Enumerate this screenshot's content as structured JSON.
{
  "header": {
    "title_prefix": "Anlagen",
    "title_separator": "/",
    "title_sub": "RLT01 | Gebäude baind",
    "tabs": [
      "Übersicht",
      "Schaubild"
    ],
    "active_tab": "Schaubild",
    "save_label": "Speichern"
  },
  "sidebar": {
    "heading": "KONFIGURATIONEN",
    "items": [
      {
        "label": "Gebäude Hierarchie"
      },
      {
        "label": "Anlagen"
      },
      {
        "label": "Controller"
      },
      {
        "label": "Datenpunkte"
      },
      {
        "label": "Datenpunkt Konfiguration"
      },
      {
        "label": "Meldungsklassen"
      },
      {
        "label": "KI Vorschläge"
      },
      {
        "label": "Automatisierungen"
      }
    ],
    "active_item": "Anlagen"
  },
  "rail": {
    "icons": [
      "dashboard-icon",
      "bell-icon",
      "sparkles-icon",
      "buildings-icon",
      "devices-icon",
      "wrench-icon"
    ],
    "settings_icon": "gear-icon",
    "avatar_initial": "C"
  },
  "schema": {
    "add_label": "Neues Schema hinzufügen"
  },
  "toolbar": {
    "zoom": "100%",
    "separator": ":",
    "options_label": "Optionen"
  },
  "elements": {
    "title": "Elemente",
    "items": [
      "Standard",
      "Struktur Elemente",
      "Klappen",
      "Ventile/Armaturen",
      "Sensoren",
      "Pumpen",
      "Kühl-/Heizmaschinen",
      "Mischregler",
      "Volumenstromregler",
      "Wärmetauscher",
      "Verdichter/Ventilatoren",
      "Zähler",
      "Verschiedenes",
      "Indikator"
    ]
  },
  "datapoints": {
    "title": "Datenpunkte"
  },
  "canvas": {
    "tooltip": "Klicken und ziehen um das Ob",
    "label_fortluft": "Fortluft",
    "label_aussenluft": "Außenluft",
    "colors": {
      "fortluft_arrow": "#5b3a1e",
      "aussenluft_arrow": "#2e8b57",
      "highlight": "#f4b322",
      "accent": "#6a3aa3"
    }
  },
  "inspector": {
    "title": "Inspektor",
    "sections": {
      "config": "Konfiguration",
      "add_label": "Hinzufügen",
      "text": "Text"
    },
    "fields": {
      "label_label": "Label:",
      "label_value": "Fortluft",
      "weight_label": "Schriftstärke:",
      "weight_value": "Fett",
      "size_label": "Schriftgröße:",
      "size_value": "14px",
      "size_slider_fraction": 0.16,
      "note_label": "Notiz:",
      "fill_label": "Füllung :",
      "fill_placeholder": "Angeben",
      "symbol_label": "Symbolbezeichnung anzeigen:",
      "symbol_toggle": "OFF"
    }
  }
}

• PROBLEM TO WORK ON: Write down all the entries again without a single difference.

• FULL SOLUTION:
Enumerate this screenshot's content as structured JSON.
{
  "header": {
    "title_prefix": "Anlagen",
    "title_separator": "/",
    "title_sub": "RLT01 | Gebäude baind",
    "tabs": [
      "Übersicht",
      "Schaubild"
    ],
    "active_tab": "Schaubild",
    "save_label": "Speichern"
  },
  "sidebar": {
    "heading": "KONFIGURATIONEN",
    "items": [
      {
        "label": "Gebäude Hierarchie"
      },
      {
        "label": "Anlagen"
      },
      {
        "label": "Controller"
      },
      {
        "label": "Datenpunkte"
      },
      {
        "label": "Datenpunkt Konfiguration"
      },
      {
        "label": "Meldungsklassen"
      },
      {
        "label": "KI Vorschläge"
      },
      {
        "label": "Automatisierungen"
      }
    ],
    "active_item": "Anlagen"
  },
  "rail": {
    "icons": [
      "dashboard-icon",
      "bell-icon",
      "sparkles-icon",
      "buildings-icon",
      "devices-icon",
      "wrench-icon"
    ],
    "settings_icon": "gear-icon",
    "avatar_initial": "C"
  },
  "schema": {
    "add_label": "Neues Schema hinzufügen"
  },
  "toolbar": {
    "zoom": "100%",
    "separator": ":",
    "options_label": "Optionen"
  },
  "elements": {
    "title": "Elemente",
    "items": [
      "Standard",
      "Struktur Elemente",
      "Klappen",
      "Ventile/Armaturen",
      "Sensoren",
      "Pumpen",
      "Kühl-/Heizmaschinen",
      "Mischregler",
      "Volumenstromregler",
      "Wärmetauscher",
      "Verdichter/Ventilatoren",
      "Zähler",
      "Verschiedenes",
      "Indikator"
    ]
  },
  "datapoints": {
    "title": "Datenpunkte"
  },
  "canvas": {
    "tooltip": "Klicken und ziehen um das Ob",
    "label_fortluft": "Fortluft",
    "label_aussenluft": "Außenluft",
    "colors": {
      "fortluft_arrow": "#5b3a1e",
      "aussenluft_arrow": "#2e8b57",
      "highlight": "#f4b322",
      "accent": "#6a3aa3"
    }
  },
  "inspector": {
    "title": "Inspektor",
    "sections": {
      "config": "Konfiguration",
      "add_label": "Hinzufügen",
      "text": "Text"
    },
    "fields": {
      "label_label": "Label:",
      "label_value": "Fortluft",
      "weight_label": "Schriftstärke:",
      "weight_value": "Fett",
      "size_label": "Schriftgröße:",
      "size_value": "14px",
      "size_slider_fraction": 0.16,
      "note_label": "Notiz:",
      "fill_label": "Füllung :",
      "fill_placeholder": "Angeben",
      "symbol_label": "Symbolbezeichnung anzeigen:",
      "symbol_toggle": "OFF"
    }
  }
}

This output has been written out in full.